::: DATA SHOWN :::

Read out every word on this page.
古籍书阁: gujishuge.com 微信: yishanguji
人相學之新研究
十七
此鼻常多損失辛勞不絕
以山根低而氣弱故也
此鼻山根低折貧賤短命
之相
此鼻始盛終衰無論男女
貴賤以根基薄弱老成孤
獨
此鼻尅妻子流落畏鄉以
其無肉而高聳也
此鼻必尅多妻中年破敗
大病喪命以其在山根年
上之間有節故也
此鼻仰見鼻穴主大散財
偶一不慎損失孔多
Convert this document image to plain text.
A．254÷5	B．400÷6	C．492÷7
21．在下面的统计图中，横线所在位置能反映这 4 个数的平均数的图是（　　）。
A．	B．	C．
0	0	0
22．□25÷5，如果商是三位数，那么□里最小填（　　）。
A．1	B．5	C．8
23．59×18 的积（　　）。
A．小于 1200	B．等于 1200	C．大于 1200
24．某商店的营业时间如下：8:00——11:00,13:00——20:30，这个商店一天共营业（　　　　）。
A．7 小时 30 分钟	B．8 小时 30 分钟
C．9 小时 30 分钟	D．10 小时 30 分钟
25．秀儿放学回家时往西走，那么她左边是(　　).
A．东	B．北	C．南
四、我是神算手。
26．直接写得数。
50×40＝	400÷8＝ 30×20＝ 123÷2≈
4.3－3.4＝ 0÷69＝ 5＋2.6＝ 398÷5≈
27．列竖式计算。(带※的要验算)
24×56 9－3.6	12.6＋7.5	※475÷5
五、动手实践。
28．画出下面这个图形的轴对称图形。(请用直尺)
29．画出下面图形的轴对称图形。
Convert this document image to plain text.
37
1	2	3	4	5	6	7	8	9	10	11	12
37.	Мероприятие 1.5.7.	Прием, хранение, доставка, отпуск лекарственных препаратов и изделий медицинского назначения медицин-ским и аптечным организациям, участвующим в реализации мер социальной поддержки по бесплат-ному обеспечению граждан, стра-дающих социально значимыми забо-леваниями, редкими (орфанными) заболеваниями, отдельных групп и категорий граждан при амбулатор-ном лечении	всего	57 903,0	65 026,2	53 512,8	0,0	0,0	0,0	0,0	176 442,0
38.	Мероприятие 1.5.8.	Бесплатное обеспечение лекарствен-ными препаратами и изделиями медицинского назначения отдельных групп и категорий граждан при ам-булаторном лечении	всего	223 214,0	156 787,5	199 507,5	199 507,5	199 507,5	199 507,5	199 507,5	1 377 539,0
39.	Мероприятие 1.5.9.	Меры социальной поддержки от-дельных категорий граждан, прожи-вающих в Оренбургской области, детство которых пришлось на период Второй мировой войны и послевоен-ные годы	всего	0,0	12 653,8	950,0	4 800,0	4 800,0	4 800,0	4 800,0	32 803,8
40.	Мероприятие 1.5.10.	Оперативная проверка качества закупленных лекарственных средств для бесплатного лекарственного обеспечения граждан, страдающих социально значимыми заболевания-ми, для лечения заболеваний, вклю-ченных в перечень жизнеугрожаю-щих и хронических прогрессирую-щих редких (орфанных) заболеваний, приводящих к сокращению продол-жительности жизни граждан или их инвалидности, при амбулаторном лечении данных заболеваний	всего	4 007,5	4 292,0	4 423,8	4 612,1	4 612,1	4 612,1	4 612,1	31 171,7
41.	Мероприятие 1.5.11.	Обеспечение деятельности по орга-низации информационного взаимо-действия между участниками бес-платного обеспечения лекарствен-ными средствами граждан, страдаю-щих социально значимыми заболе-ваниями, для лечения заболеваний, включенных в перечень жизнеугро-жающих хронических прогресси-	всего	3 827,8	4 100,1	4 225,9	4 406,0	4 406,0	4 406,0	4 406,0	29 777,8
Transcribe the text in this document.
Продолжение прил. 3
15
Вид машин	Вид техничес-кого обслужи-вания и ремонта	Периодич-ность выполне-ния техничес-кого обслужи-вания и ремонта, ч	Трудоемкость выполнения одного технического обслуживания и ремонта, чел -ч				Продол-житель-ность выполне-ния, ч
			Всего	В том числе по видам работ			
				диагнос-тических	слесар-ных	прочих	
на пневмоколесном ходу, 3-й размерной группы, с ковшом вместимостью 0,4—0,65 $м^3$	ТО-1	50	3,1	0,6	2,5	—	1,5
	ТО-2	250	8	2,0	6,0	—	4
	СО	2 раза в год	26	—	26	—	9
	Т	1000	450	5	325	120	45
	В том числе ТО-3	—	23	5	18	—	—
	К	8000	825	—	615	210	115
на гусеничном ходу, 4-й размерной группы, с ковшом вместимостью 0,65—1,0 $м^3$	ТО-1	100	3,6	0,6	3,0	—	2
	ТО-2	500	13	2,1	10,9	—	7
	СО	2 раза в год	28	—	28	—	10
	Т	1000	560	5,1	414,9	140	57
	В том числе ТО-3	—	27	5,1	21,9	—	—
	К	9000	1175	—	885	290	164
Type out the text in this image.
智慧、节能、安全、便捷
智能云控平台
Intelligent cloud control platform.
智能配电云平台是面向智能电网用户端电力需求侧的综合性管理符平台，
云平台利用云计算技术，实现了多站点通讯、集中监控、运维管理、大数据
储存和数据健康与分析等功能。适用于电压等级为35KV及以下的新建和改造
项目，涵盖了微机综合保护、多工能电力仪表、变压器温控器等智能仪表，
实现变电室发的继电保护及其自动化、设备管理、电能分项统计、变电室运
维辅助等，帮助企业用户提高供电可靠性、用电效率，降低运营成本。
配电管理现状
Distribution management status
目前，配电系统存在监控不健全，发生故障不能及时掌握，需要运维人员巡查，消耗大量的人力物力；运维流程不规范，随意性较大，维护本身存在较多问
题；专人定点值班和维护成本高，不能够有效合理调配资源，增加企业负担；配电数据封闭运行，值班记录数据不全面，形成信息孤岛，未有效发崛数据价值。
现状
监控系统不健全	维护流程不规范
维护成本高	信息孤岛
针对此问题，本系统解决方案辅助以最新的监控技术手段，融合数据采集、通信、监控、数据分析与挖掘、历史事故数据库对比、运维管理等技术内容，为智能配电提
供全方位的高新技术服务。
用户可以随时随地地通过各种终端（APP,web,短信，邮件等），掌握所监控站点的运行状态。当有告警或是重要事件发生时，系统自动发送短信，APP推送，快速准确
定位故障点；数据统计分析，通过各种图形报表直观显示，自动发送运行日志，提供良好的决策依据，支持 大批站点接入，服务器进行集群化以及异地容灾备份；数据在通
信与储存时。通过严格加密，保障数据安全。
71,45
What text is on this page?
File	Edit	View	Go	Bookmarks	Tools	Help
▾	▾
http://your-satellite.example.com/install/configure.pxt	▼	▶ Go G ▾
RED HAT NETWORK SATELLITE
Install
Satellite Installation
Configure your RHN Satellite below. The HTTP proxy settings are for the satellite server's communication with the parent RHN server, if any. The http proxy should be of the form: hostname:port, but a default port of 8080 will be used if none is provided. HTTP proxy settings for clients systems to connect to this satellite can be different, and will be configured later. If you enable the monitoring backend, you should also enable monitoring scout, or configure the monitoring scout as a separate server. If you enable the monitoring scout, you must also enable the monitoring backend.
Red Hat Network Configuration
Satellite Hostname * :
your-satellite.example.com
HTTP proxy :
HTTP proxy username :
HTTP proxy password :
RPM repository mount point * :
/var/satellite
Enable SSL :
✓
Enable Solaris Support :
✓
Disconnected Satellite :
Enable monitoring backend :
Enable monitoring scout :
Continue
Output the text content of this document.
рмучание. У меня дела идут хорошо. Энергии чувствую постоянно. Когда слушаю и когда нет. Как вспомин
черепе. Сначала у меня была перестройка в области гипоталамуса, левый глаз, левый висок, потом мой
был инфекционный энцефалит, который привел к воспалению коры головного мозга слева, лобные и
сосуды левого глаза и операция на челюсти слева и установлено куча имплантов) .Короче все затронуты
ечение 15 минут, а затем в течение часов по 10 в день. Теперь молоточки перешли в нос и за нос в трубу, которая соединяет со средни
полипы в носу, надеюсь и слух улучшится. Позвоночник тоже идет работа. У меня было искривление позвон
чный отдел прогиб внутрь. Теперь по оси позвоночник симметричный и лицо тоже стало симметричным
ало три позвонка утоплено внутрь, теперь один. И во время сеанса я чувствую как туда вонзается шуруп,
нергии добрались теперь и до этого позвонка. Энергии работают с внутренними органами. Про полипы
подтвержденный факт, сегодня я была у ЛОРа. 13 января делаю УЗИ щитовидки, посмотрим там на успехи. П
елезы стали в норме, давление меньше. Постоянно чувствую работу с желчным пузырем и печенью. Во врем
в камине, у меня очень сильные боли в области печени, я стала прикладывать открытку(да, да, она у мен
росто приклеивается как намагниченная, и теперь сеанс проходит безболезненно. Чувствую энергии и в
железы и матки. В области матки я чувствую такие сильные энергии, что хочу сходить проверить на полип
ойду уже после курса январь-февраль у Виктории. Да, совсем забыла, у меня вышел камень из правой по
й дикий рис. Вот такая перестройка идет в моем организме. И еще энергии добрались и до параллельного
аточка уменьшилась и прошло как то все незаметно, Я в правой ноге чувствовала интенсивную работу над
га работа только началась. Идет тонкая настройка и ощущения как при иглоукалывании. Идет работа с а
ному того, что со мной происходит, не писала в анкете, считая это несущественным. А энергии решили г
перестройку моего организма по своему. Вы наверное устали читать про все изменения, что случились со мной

:::

REQUIRED TASK → Out of the preceding entries, pull every line containing the string "лечения".

FINAL ANSWER →
40.	Мероприятие 1.5.10.	Оперативная проверка качества закупленных лекарственных средств для бесплатного лекарственного обеспечения граждан, страдающих социально значимыми заболевания-ми, для лечения заболеваний, вклю-ченных в перечень жизнеугрожаю-щих и хронических прогрессирую-щих редких (орфанных) заболеваний, приводящих к сокращению продол-жительности жизни граждан или их инвалидности, при амбулаторном лечении данных заболеваний	всего	4 007,5	4 292,0	4 423,8	4 612,1	4 612,1	4 612,1	4 612,1	31 171,7
41.	Мероприятие 1.5.11.	Обеспечение деятельности по орга-низации информационного взаимо-действия между участниками бес-платного обеспечения лекарствен-ными средствами граждан, страдаю-щих социально значимыми заболе-ваниями, для лечения заболеваний, включенных в перечень жизнеугро-жающих хронических прогресси-	всего	3 827,8	4 100,1	4 225,9	4 406,0	4 406,0	4 406,0	4 406,0	29 777,8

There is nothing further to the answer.